#### Exercise aim
Extract all lines containing "Traditional".
+ + +
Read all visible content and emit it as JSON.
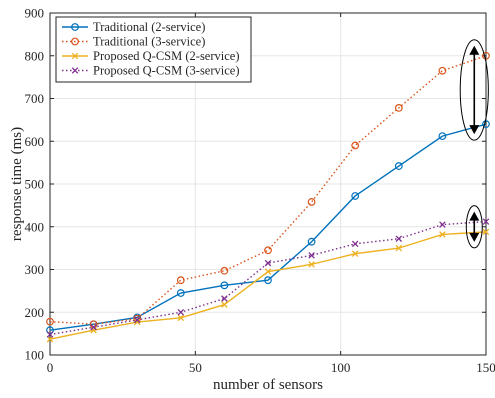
{
  "chart_data": {
    "type": "line",
    "title": "",
    "xlabel": "number of sensors",
    "ylabel": "response time (ms)",
    "xlim": [
      0,
      150
    ],
    "ylim": [
      100,
      900
    ],
    "xticks": [
      0,
      50,
      100,
      150
    ],
    "yticks": [
      100,
      200,
      300,
      400,
      500,
      600,
      700,
      800,
      900
    ],
    "grid": true,
    "legend_position": "top-left",
    "series": [
      {
        "name": "Traditional (2-service)",
        "color": "#0072BD",
        "line_style": "solid",
        "marker": "circle",
        "x": [
          0,
          15,
          30,
          45,
          60,
          75,
          90,
          105,
          120,
          135,
          150
        ],
        "y": [
          158,
          172,
          188,
          245,
          263,
          275,
          365,
          472,
          542,
          612,
          640
        ]
      },
      {
        "name": "Traditional (3-service)",
        "color": "#D95319",
        "line_style": "dotted",
        "marker": "circle",
        "x": [
          0,
          15,
          30,
          45,
          60,
          75,
          90,
          105,
          120,
          135,
          150
        ],
        "y": [
          178,
          172,
          185,
          275,
          297,
          345,
          458,
          590,
          678,
          765,
          800
        ]
      },
      {
        "name": "Proposed Q-CSM (2-service)",
        "color": "#EDB120",
        "line_style": "solid",
        "marker": "x",
        "x": [
          0,
          15,
          30,
          45,
          60,
          75,
          90,
          105,
          120,
          135,
          150
        ],
        "y": [
          137,
          158,
          177,
          187,
          218,
          295,
          312,
          337,
          350,
          382,
          388
        ]
      },
      {
        "name": "Proposed Q-CSM (3-service)",
        "color": "#7E2F8E",
        "line_style": "dotted",
        "marker": "x",
        "x": [
          0,
          15,
          30,
          45,
          60,
          75,
          90,
          105,
          120,
          135,
          150
        ],
        "y": [
          148,
          165,
          182,
          200,
          232,
          315,
          333,
          360,
          372,
          405,
          412
        ]
      }
    ],
    "annotations": [
      {
        "type": "ellipse-double-arrow",
        "x": 147,
        "y_from": 640,
        "y_to": 800
      },
      {
        "type": "ellipse-double-arrow",
        "x": 147,
        "y_from": 388,
        "y_to": 412
      }
    ]
  }
}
+ + +
#### Result of this task
        "name": "Traditional (2-service)",
        "name": "Traditional (3-service)",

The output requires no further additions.